■ What is asked: Find all lines in the listing that include the word "Users", then copy them.

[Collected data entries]
____________
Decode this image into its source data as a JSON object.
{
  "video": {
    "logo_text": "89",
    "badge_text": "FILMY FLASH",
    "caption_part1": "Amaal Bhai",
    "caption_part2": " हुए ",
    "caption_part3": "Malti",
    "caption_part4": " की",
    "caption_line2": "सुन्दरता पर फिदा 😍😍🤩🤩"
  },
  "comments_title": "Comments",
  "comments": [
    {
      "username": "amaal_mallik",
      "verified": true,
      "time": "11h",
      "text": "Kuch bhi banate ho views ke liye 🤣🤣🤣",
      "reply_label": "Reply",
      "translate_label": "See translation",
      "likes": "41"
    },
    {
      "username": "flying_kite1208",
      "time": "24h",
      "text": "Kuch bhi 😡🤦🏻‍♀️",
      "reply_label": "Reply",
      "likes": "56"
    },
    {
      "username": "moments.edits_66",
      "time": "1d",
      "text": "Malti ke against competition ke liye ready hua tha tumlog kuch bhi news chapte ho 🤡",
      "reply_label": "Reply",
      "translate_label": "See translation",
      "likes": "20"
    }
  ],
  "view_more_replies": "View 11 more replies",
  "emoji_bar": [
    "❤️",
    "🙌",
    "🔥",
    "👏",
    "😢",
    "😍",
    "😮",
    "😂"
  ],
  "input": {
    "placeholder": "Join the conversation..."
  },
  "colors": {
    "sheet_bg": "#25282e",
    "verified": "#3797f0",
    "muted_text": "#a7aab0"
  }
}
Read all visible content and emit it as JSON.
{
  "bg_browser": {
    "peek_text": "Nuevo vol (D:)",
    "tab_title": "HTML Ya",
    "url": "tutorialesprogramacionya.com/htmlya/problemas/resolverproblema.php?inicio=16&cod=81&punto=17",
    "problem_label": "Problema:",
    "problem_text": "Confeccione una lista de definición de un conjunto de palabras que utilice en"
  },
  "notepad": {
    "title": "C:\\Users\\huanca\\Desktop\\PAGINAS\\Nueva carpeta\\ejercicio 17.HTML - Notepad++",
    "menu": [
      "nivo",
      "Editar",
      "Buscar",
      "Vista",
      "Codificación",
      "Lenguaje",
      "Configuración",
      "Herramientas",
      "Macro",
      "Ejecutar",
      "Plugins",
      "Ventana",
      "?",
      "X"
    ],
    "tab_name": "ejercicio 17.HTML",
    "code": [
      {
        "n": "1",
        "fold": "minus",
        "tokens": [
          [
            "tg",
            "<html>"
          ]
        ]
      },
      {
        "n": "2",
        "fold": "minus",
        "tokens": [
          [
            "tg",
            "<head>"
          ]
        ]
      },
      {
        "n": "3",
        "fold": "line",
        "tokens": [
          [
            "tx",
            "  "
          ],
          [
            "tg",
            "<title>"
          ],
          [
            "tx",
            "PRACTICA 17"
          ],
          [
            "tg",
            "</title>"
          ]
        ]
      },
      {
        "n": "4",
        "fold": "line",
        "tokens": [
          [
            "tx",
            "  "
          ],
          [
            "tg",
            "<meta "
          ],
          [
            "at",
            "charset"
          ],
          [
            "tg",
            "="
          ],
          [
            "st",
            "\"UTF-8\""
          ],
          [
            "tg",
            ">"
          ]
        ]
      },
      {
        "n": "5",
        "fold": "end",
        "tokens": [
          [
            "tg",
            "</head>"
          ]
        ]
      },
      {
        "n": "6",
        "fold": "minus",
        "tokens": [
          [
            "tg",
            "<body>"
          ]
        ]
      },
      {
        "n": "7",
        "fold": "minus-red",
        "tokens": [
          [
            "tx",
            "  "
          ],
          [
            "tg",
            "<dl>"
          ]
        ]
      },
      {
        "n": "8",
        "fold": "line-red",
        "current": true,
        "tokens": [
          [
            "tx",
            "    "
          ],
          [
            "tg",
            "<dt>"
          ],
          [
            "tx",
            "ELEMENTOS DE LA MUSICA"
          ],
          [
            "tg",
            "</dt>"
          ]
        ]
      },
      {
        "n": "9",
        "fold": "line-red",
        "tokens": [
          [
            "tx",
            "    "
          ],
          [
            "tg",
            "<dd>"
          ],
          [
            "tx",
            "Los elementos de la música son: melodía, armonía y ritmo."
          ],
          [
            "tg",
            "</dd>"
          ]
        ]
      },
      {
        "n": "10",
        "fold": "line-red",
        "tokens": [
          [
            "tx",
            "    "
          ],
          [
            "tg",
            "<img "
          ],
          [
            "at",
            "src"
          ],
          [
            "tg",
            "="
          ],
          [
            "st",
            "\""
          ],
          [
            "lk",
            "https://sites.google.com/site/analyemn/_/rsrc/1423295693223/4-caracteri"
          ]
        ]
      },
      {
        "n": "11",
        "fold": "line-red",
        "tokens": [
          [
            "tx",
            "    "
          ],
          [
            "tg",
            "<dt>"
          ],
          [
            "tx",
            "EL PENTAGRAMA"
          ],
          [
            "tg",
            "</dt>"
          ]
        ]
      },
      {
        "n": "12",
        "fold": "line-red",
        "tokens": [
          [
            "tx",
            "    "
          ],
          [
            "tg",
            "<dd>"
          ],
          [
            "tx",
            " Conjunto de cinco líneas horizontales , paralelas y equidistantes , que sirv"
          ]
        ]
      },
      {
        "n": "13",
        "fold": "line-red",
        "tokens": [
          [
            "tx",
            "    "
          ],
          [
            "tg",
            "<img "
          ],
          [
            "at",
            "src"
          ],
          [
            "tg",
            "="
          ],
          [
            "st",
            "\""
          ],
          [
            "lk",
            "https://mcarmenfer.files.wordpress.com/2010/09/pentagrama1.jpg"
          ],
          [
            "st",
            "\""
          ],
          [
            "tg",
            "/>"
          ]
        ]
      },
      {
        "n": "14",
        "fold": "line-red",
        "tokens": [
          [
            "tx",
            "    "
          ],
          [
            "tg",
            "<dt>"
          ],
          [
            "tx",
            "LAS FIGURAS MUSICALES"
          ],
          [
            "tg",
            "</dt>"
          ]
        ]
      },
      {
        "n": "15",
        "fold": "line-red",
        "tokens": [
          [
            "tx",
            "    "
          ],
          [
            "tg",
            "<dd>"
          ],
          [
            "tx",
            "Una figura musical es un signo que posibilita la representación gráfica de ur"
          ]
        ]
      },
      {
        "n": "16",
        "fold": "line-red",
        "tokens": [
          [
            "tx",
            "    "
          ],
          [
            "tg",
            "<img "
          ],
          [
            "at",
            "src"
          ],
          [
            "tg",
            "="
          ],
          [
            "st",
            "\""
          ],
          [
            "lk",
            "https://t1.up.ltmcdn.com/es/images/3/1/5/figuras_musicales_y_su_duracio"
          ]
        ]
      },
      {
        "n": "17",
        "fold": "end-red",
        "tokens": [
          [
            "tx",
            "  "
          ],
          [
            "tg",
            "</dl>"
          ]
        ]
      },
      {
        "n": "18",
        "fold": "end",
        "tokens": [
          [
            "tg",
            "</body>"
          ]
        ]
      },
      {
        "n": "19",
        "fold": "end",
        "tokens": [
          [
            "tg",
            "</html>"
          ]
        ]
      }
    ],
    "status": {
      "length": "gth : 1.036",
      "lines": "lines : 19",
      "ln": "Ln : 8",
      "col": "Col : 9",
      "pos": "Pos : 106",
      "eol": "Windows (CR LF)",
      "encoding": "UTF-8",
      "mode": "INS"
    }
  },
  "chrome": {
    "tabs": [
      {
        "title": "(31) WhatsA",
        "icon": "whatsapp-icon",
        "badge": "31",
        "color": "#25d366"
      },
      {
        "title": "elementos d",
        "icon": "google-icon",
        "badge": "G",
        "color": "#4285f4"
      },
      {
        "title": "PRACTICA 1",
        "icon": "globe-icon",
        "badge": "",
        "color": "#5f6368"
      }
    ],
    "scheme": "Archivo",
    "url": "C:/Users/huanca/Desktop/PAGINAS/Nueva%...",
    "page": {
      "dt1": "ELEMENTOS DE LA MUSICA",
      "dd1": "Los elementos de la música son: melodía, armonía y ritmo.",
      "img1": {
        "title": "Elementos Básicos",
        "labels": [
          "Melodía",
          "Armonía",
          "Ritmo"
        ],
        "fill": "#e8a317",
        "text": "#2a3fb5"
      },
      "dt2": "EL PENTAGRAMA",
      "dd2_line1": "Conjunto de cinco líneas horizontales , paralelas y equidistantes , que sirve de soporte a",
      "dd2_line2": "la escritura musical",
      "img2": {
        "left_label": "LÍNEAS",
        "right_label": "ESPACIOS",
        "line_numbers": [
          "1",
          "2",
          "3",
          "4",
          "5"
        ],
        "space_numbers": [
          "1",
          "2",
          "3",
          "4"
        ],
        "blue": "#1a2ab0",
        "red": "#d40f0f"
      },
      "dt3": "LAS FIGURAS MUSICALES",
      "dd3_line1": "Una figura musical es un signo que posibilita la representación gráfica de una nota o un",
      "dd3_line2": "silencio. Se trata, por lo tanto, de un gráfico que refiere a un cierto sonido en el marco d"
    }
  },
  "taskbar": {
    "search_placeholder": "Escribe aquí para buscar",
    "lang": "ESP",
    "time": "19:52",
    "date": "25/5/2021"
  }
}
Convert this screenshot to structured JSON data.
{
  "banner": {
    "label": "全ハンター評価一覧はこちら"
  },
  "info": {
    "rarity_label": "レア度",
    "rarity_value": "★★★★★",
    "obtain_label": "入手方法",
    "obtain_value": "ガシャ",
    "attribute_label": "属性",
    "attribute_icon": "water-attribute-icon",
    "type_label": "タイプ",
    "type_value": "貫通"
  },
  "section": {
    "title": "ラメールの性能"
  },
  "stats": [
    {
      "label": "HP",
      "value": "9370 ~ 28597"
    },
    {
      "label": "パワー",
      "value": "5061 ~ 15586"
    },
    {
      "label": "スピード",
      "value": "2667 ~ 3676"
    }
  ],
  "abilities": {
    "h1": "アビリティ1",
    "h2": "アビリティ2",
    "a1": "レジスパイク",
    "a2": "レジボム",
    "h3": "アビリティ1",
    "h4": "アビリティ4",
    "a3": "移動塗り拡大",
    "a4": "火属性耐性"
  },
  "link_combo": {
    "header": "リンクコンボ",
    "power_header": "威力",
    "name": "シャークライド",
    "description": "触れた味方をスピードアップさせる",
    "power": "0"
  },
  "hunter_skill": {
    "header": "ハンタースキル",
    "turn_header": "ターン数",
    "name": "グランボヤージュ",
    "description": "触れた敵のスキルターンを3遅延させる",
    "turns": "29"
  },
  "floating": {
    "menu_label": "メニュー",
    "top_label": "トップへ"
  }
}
____________
■ Exercise solution:
    "title": "C:\\Users\\huanca\\Desktop\\PAGINAS\\Nueva carpeta\\ejercicio 17.HTML - Notepad++",
    "url": "C:/Users/huanca/Desktop/PAGINAS/Nueva%...",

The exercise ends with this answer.